- _CHALLENGE_:
Read the records and gather each line that includes "label".

- _DATA LINES_:
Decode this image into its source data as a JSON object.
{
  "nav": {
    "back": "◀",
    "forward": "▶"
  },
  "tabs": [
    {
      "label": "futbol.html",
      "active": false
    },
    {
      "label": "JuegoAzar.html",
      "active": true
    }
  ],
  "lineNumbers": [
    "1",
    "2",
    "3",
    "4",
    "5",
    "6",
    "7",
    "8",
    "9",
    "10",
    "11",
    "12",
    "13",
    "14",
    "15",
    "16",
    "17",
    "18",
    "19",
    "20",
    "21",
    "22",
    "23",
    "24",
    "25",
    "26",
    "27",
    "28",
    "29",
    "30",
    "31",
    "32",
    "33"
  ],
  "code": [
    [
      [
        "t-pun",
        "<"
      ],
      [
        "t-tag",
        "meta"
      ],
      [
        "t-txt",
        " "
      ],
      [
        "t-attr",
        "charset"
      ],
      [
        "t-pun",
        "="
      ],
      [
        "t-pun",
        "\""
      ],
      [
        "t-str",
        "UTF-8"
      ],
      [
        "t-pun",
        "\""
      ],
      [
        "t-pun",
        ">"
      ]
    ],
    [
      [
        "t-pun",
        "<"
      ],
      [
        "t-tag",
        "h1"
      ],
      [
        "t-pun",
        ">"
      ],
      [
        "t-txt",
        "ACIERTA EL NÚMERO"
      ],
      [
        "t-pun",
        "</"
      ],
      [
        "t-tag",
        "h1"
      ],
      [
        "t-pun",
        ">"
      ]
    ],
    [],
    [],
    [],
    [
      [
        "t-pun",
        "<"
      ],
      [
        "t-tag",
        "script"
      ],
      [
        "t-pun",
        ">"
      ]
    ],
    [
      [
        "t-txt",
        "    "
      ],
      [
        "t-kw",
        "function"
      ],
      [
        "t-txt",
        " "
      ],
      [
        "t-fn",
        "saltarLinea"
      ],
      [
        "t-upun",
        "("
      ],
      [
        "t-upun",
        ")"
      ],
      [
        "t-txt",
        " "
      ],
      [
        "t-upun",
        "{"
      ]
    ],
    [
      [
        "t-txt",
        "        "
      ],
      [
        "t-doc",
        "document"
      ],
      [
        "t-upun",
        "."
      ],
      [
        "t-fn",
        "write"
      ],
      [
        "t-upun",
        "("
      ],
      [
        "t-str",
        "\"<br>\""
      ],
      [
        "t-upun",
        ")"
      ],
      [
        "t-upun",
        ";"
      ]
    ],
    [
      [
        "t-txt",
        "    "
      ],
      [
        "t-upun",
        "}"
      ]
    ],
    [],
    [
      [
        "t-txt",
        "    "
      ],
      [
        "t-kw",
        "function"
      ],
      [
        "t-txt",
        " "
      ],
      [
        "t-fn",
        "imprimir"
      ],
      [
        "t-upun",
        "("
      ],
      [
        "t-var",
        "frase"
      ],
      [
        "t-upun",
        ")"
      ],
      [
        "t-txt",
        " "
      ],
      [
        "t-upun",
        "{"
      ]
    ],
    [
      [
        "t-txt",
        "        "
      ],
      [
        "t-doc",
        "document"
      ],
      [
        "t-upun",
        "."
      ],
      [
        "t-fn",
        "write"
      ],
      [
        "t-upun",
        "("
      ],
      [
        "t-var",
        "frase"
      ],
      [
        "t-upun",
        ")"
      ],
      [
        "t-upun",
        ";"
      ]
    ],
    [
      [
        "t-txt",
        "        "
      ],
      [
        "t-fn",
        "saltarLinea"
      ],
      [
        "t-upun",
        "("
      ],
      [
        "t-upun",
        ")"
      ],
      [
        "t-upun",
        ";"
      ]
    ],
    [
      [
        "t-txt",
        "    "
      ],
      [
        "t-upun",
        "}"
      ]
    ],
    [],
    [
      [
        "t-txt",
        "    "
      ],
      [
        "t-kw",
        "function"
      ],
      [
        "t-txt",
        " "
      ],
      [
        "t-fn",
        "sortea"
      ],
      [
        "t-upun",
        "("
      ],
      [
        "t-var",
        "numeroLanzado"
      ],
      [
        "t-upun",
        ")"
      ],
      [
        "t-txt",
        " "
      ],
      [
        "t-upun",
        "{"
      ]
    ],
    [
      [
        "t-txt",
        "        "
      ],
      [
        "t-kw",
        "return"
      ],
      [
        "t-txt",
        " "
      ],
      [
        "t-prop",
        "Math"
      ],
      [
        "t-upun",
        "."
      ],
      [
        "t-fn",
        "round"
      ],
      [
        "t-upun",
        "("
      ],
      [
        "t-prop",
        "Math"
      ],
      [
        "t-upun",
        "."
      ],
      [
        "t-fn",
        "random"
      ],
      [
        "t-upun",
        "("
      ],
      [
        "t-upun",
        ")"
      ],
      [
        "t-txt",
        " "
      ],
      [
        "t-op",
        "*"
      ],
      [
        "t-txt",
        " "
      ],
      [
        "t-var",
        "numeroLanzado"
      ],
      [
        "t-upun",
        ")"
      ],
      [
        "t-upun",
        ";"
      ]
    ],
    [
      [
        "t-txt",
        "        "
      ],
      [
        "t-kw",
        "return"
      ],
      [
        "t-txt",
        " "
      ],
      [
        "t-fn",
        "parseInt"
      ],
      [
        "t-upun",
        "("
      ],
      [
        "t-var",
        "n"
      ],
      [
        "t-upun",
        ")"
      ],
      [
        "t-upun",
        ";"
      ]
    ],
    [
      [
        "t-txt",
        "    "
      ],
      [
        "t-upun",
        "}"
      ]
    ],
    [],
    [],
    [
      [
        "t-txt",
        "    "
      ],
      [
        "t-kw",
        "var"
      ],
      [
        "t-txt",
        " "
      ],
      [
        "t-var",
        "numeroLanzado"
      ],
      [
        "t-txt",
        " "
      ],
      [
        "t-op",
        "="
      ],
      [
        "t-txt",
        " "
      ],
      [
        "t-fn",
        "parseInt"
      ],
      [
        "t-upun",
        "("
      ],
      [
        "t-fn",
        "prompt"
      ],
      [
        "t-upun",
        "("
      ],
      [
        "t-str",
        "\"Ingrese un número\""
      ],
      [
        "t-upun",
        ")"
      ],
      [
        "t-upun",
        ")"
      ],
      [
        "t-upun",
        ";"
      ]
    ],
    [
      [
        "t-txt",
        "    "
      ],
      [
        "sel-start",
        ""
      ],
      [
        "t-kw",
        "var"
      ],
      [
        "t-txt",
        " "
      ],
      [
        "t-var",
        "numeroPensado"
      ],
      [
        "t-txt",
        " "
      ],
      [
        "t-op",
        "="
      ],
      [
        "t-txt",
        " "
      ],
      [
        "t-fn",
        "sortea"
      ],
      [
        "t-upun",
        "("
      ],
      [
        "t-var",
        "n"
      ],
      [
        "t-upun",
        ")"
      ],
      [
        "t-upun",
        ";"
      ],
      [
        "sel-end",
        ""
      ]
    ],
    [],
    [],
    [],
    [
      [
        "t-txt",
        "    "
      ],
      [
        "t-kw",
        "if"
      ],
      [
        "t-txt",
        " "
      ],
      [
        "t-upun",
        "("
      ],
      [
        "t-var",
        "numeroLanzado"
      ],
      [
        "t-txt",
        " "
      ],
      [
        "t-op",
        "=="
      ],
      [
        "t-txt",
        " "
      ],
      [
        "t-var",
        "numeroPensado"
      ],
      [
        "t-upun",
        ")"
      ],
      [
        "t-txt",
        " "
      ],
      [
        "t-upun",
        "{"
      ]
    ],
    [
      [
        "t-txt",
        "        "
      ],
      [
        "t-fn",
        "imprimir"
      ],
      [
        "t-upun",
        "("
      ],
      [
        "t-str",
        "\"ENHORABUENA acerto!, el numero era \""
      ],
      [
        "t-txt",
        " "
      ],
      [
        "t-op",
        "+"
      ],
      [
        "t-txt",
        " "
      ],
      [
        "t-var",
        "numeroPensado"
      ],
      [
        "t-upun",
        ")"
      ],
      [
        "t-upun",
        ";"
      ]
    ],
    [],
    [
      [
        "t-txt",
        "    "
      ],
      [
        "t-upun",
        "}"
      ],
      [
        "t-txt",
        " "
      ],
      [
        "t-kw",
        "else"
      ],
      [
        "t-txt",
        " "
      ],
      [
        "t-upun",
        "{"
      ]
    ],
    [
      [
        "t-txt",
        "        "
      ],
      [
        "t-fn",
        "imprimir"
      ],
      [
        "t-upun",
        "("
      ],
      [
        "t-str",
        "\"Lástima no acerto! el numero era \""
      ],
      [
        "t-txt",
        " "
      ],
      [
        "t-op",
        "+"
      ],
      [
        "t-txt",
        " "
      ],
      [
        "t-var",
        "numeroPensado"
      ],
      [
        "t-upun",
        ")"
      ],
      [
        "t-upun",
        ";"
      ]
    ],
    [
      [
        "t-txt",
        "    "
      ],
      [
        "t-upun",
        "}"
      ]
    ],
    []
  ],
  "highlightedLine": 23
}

- _WRITTEN SOLUTION_:
      "label": "futbol.html",
      "label": "JuegoAzar.html",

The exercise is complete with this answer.